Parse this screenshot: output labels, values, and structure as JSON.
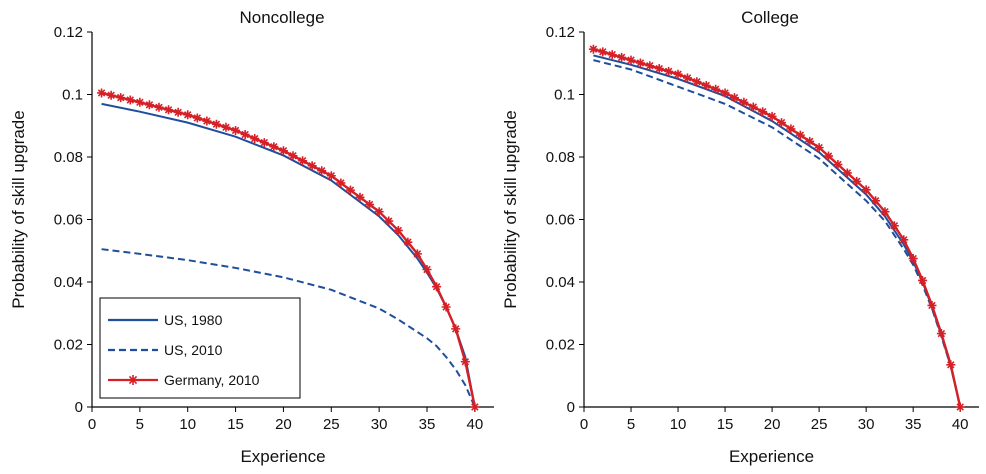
{
  "colors": {
    "us": "#1f4e9c",
    "germany": "#d62027",
    "axis": "#000000"
  },
  "legend": {
    "items": [
      {
        "label": "US, 1980",
        "style": "solid",
        "color": "#1f4e9c"
      },
      {
        "label": "US, 2010",
        "style": "dashed",
        "color": "#1f4e9c"
      },
      {
        "label": "Germany, 2010",
        "style": "solid-star",
        "color": "#d62027"
      }
    ]
  },
  "chart_data": [
    {
      "type": "line",
      "title": "Noncollege",
      "xlabel": "Experience",
      "ylabel": "Probability of skill upgrade",
      "xlim": [
        0,
        42
      ],
      "ylim": [
        0,
        0.12
      ],
      "xticks": [
        "0",
        "5",
        "10",
        "15",
        "20",
        "25",
        "30",
        "35",
        "40"
      ],
      "yticks": [
        "0",
        "0.02",
        "0.04",
        "0.06",
        "0.08",
        "0.1",
        "0.12"
      ],
      "legend_position": "bottom-left",
      "x": [
        1,
        5,
        10,
        15,
        20,
        25,
        30,
        32,
        34,
        35,
        36,
        37,
        38,
        39,
        40
      ],
      "series": [
        {
          "name": "US, 1980",
          "style": "solid",
          "values": [
            0.097,
            0.0945,
            0.091,
            0.0865,
            0.0805,
            0.0725,
            0.061,
            0.055,
            0.0475,
            0.043,
            0.038,
            0.032,
            0.025,
            0.016,
            0.0
          ]
        },
        {
          "name": "US, 2010",
          "style": "dashed",
          "values": [
            0.0505,
            0.049,
            0.047,
            0.0445,
            0.0415,
            0.0375,
            0.0315,
            0.028,
            0.024,
            0.022,
            0.0195,
            0.016,
            0.012,
            0.007,
            0.0
          ]
        },
        {
          "name": "Germany, 2010",
          "style": "solid-star",
          "values": [
            0.1005,
            0.0975,
            0.0935,
            0.0885,
            0.082,
            0.074,
            0.0625,
            0.0565,
            0.049,
            0.044,
            0.0385,
            0.032,
            0.025,
            0.0145,
            0.0
          ]
        }
      ]
    },
    {
      "type": "line",
      "title": "College",
      "xlabel": "Experience",
      "ylabel": "Probability of skill upgrade",
      "xlim": [
        0,
        42
      ],
      "ylim": [
        0,
        0.12
      ],
      "xticks": [
        "0",
        "5",
        "10",
        "15",
        "20",
        "25",
        "30",
        "35",
        "40"
      ],
      "yticks": [
        "0",
        "0.02",
        "0.04",
        "0.06",
        "0.08",
        "0.1",
        "0.12"
      ],
      "legend_position": "none",
      "x": [
        1,
        5,
        10,
        15,
        20,
        25,
        30,
        32,
        34,
        35,
        36,
        37,
        38,
        39,
        40
      ],
      "series": [
        {
          "name": "US, 1980",
          "style": "solid",
          "values": [
            0.1125,
            0.1095,
            0.105,
            0.0995,
            0.0915,
            0.0815,
            0.068,
            0.061,
            0.052,
            0.0465,
            0.04,
            0.032,
            0.023,
            0.013,
            0.0
          ]
        },
        {
          "name": "US, 2010",
          "style": "dashed",
          "values": [
            0.111,
            0.108,
            0.1025,
            0.097,
            0.0895,
            0.0795,
            0.066,
            0.0595,
            0.0505,
            0.0455,
            0.039,
            0.0315,
            0.0225,
            0.013,
            0.0
          ]
        },
        {
          "name": "Germany, 2010",
          "style": "solid-star",
          "values": [
            0.1145,
            0.111,
            0.1065,
            0.1005,
            0.093,
            0.083,
            0.0695,
            0.0625,
            0.0535,
            0.0475,
            0.0405,
            0.0325,
            0.0235,
            0.0135,
            0.0
          ]
        }
      ]
    }
  ]
}
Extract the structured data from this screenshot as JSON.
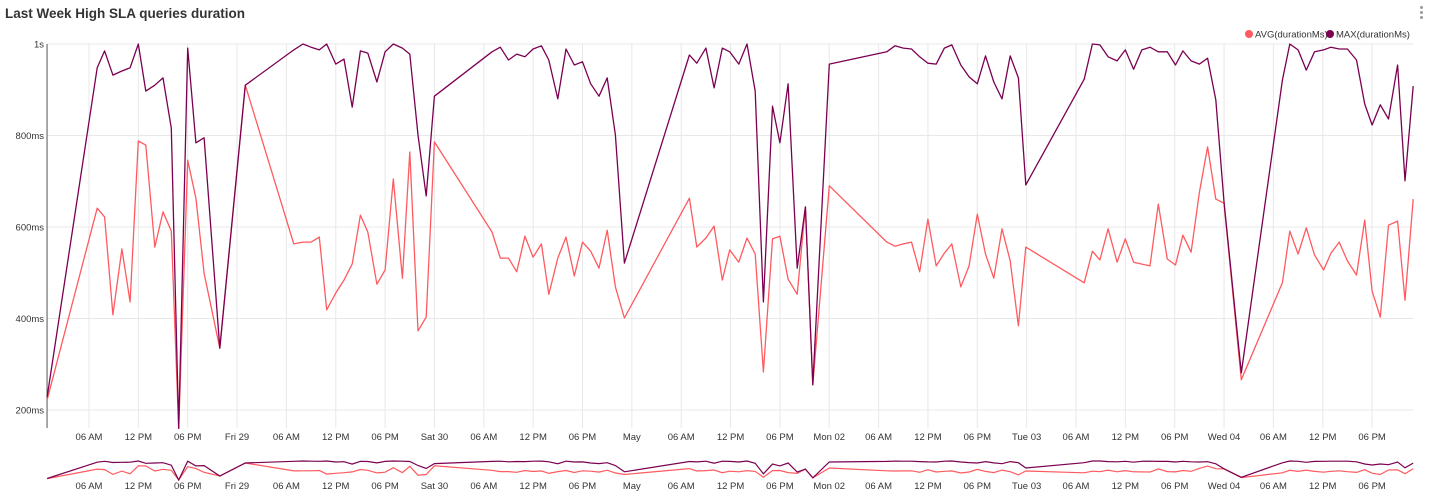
{
  "header": {
    "title": "Last Week High SLA queries duration",
    "menu_icon": "kebab-menu-icon"
  },
  "colors": {
    "avg": "#ff5a5f",
    "max": "#7b0051",
    "grid": "#e8e8e8",
    "axis": "#555555"
  },
  "chart_data": {
    "type": "line",
    "title": "Last Week High SLA queries duration",
    "xlabel": "",
    "ylabel": "",
    "x_unit": "hours since Thu 28 00:00",
    "xlim": [
      0.9,
      167.0
    ],
    "ylim": [
      160,
      1000
    ],
    "grid": true,
    "legend_position": "top-right",
    "y_ticks": [
      {
        "v": 200,
        "label": "200ms"
      },
      {
        "v": 400,
        "label": "400ms"
      },
      {
        "v": 600,
        "label": "600ms"
      },
      {
        "v": 800,
        "label": "800ms"
      },
      {
        "v": 1000,
        "label": "1s"
      }
    ],
    "x_ticks": [
      {
        "h": 6,
        "label": "06 AM"
      },
      {
        "h": 12,
        "label": "12 PM"
      },
      {
        "h": 18,
        "label": "06 PM"
      },
      {
        "h": 24,
        "label": "Fri 29"
      },
      {
        "h": 30,
        "label": "06 AM"
      },
      {
        "h": 36,
        "label": "12 PM"
      },
      {
        "h": 42,
        "label": "06 PM"
      },
      {
        "h": 48,
        "label": "Sat 30"
      },
      {
        "h": 54,
        "label": "06 AM"
      },
      {
        "h": 60,
        "label": "12 PM"
      },
      {
        "h": 66,
        "label": "06 PM"
      },
      {
        "h": 72,
        "label": "May"
      },
      {
        "h": 78,
        "label": "06 AM"
      },
      {
        "h": 84,
        "label": "12 PM"
      },
      {
        "h": 90,
        "label": "06 PM"
      },
      {
        "h": 96,
        "label": "Mon 02"
      },
      {
        "h": 102,
        "label": "06 AM"
      },
      {
        "h": 108,
        "label": "12 PM"
      },
      {
        "h": 114,
        "label": "06 PM"
      },
      {
        "h": 120,
        "label": "Tue 03"
      },
      {
        "h": 126,
        "label": "06 AM"
      },
      {
        "h": 132,
        "label": "12 PM"
      },
      {
        "h": 138,
        "label": "06 PM"
      },
      {
        "h": 144,
        "label": "Wed 04"
      },
      {
        "h": 150,
        "label": "06 AM"
      },
      {
        "h": 156,
        "label": "12 PM"
      },
      {
        "h": 162,
        "label": "06 PM"
      }
    ],
    "x": [
      0.9,
      7.0,
      7.9,
      8.9,
      10.0,
      11.0,
      12.0,
      12.9,
      14.0,
      15.0,
      16.0,
      16.9,
      18.0,
      19.0,
      20.0,
      21.9,
      25.0,
      30.9,
      32.0,
      33.0,
      34.0,
      34.9,
      36.0,
      37.0,
      38.0,
      39.0,
      39.9,
      41.0,
      42.0,
      43.0,
      44.1,
      45.0,
      46.0,
      47.0,
      48.0,
      55.0,
      56.0,
      57.0,
      58.0,
      59.0,
      60.0,
      61.0,
      61.9,
      63.0,
      64.0,
      65.0,
      66.0,
      67.0,
      68.0,
      69.0,
      70.0,
      71.1,
      79.0,
      79.9,
      81.0,
      82.0,
      83.0,
      83.9,
      85.0,
      86.0,
      87.0,
      88.0,
      89.1,
      90.0,
      91.0,
      92.1,
      93.1,
      94.0,
      96.0,
      103.0,
      104.0,
      105.0,
      106.0,
      107.0,
      108.0,
      109.0,
      110.0,
      110.9,
      112.0,
      113.0,
      114.0,
      115.0,
      116.0,
      117.0,
      118.0,
      119.0,
      119.9,
      127.0,
      128.0,
      128.9,
      129.9,
      131.0,
      132.0,
      133.0,
      134.0,
      135.0,
      136.0,
      137.1,
      138.1,
      139.0,
      140.0,
      141.0,
      142.0,
      143.0,
      144.0,
      146.1,
      151.1,
      152.0,
      153.0,
      154.0,
      155.0,
      156.1,
      157.0,
      158.0,
      159.0,
      160.1,
      161.1,
      162.0,
      163.0,
      164.0,
      165.1,
      166.0,
      167.0
    ],
    "series": [
      {
        "name": "AVG(durationMs)",
        "values": [
          222,
          641,
          622,
          408,
          552,
          436,
          788,
          779,
          556,
          633,
          591,
          160,
          746,
          663,
          499,
          335,
          910,
          563,
          567,
          567,
          578,
          419,
          456,
          484,
          519,
          626,
          589,
          475,
          506,
          705,
          488,
          764,
          373,
          403,
          786,
          589,
          532,
          532,
          502,
          580,
          534,
          563,
          453,
          532,
          578,
          493,
          567,
          547,
          510,
          593,
          469,
          401,
          663,
          556,
          576,
          602,
          484,
          550,
          523,
          576,
          541,
          283,
          574,
          580,
          486,
          453,
          644,
          255,
          690,
          567,
          558,
          563,
          567,
          502,
          617,
          515,
          543,
          563,
          469,
          515,
          628,
          541,
          488,
          596,
          526,
          384,
          556,
          478,
          547,
          528,
          596,
          523,
          574,
          523,
          519,
          515,
          650,
          530,
          517,
          582,
          545,
          676,
          775,
          661,
          652,
          266,
          478,
          591,
          541,
          598,
          539,
          506,
          543,
          567,
          526,
          495,
          615,
          460,
          403,
          604,
          613,
          440,
          661
        ]
      },
      {
        "name": "MAX(durationMs)",
        "values": [
          228,
          948,
          985,
          932,
          941,
          948,
          1000,
          897,
          910,
          926,
          816,
          160,
          991,
          784,
          795,
          335,
          910,
          987,
          1000,
          993,
          987,
          1000,
          956,
          967,
          862,
          985,
          980,
          917,
          983,
          1000,
          991,
          978,
          801,
          668,
          886,
          983,
          993,
          965,
          978,
          972,
          989,
          996,
          965,
          880,
          989,
          954,
          961,
          913,
          886,
          926,
          801,
          521,
          976,
          958,
          991,
          904,
          991,
          983,
          956,
          1000,
          897,
          436,
          864,
          784,
          913,
          510,
          644,
          255,
          956,
          983,
          996,
          991,
          989,
          972,
          958,
          956,
          991,
          998,
          954,
          928,
          913,
          974,
          917,
          880,
          974,
          926,
          692,
          923,
          1000,
          998,
          972,
          963,
          987,
          945,
          987,
          993,
          983,
          983,
          954,
          985,
          963,
          956,
          969,
          878,
          655,
          281,
          921,
          1000,
          987,
          943,
          983,
          987,
          993,
          989,
          989,
          965,
          869,
          823,
          867,
          836,
          954,
          701,
          908
        ]
      }
    ]
  }
}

- _WORK REQUIRED_
Tally the lines in the entries above that hold the word "this". Reply with nothing but that count.

- _EXERCISE RESPONSE_
2